** Work to do **
Check each line for the string "Ernst", then give only how many lines have it.
— Start Extracted data —
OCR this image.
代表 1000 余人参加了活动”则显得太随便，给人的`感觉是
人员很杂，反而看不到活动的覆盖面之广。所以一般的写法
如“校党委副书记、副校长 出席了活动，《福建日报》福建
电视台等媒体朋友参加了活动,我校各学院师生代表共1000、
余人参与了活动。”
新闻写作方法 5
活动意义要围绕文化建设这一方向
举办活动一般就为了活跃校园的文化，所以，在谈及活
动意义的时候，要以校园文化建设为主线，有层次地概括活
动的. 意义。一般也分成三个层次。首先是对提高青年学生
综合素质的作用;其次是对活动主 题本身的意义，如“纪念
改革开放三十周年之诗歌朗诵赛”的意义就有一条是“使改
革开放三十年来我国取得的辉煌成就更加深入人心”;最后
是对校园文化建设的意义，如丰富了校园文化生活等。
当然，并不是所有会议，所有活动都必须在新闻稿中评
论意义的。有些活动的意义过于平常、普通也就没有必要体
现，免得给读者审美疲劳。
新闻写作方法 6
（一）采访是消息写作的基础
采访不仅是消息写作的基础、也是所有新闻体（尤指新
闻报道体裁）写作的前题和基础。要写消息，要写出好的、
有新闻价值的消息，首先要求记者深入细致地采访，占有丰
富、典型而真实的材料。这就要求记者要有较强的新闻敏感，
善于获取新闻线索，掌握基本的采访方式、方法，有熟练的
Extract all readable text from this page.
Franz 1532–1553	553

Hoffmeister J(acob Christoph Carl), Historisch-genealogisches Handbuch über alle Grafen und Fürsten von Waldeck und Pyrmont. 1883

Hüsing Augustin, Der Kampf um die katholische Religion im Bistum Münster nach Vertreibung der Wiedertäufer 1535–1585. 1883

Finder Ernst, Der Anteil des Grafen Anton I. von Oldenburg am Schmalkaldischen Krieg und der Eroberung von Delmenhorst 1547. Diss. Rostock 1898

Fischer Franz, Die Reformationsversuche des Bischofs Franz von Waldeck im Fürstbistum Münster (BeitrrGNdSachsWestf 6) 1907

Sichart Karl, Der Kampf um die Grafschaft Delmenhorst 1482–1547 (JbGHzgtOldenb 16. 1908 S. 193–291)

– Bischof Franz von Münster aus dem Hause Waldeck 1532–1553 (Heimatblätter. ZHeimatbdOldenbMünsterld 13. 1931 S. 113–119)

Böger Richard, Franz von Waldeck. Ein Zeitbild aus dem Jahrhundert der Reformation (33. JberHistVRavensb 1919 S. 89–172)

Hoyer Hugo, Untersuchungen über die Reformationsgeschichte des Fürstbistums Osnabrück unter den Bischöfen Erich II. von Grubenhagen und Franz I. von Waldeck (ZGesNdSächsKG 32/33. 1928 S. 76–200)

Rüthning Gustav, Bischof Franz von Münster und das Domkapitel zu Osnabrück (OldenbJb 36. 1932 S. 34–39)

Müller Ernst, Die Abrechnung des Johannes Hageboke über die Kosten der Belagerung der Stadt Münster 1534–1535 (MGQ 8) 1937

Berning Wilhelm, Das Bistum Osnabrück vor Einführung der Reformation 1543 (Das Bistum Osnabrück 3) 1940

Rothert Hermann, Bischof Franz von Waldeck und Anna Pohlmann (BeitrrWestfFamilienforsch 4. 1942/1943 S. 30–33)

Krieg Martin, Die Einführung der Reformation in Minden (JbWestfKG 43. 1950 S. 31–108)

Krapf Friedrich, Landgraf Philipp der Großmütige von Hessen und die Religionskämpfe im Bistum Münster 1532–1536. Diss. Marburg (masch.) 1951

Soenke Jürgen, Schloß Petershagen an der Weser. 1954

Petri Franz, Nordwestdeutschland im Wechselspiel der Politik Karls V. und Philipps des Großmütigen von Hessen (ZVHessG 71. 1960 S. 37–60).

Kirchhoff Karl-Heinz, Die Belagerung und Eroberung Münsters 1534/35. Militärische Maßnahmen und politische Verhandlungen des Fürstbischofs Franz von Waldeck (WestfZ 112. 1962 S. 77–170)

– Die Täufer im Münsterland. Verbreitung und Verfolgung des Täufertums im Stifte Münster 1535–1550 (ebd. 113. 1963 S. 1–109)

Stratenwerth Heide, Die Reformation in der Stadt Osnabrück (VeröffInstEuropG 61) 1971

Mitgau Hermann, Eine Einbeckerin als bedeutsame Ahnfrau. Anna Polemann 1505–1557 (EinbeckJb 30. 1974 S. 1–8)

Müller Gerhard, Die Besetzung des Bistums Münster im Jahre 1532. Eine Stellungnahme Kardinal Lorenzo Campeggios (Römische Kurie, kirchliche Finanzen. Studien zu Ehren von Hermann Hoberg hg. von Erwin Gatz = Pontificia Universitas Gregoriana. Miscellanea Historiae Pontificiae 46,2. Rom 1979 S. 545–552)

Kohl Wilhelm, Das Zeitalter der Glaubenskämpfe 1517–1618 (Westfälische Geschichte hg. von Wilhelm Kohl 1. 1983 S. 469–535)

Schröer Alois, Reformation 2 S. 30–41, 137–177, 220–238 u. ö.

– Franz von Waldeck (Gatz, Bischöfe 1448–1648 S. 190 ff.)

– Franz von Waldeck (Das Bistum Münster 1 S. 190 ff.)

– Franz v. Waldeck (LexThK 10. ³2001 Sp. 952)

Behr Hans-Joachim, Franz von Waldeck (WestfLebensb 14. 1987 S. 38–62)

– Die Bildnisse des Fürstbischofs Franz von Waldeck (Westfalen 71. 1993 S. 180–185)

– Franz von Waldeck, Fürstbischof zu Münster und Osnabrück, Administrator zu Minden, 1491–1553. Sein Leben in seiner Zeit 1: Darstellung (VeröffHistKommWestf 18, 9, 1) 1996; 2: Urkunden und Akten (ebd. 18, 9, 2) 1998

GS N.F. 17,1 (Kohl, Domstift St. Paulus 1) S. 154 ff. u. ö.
— End Extracted data —
** Output **
2